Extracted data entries
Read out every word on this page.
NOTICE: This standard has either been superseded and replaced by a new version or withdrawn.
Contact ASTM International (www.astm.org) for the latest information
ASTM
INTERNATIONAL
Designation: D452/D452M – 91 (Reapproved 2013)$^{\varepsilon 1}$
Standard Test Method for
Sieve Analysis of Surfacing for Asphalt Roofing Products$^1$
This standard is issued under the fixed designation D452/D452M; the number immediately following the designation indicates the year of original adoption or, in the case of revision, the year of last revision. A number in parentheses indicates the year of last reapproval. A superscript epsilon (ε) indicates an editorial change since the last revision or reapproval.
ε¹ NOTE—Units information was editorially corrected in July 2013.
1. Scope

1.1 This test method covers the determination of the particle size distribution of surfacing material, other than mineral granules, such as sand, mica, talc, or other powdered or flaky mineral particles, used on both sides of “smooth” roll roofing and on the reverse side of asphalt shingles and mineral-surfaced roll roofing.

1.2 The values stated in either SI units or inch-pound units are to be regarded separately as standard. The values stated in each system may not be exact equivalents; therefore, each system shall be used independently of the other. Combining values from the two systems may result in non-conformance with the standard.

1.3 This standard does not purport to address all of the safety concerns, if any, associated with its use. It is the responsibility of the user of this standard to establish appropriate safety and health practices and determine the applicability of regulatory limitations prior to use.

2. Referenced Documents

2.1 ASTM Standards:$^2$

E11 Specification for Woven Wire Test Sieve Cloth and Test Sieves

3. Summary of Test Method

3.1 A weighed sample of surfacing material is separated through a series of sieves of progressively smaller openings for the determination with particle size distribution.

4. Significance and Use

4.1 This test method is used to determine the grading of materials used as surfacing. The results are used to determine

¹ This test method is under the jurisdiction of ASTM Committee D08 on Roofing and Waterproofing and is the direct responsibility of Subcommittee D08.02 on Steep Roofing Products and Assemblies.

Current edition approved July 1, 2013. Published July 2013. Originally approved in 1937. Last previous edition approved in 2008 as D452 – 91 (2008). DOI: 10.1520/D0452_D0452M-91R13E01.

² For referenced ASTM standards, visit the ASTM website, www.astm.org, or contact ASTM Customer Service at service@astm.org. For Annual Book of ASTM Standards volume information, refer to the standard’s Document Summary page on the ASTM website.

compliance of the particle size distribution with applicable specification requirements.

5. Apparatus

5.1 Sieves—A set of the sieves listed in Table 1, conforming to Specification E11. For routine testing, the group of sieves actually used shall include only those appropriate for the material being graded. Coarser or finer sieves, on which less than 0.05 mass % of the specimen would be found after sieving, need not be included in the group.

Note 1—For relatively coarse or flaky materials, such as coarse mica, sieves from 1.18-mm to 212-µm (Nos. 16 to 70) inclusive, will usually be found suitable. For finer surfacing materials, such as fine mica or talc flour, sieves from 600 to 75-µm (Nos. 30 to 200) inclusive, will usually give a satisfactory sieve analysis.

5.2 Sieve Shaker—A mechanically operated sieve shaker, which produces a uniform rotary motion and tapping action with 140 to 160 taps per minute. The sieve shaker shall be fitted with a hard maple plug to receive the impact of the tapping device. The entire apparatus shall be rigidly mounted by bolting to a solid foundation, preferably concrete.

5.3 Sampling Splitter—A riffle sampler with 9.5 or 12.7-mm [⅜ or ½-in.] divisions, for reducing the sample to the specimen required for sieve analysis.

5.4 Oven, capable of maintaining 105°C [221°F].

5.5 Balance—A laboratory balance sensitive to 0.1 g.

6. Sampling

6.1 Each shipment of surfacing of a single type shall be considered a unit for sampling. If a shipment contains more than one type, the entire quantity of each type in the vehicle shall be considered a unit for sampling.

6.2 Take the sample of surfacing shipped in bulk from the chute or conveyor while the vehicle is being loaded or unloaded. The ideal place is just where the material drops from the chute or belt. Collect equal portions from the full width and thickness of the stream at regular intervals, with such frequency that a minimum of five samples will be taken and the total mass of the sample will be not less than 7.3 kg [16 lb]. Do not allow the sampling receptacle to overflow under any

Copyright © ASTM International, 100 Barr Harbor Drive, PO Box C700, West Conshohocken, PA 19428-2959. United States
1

## EXERCISE REQUIREMENTS
Return every line containing "July".

## RESPONSE TO THE TASK
ε¹ NOTE—Units information was editorially corrected in July 2013.
Current edition approved July 1, 2013. Published July 2013. Originally approved in 1937. Last previous edition approved in 2008 as D452 – 91 (2008). DOI: 10.1520/D0452_D0452M-91R13E01.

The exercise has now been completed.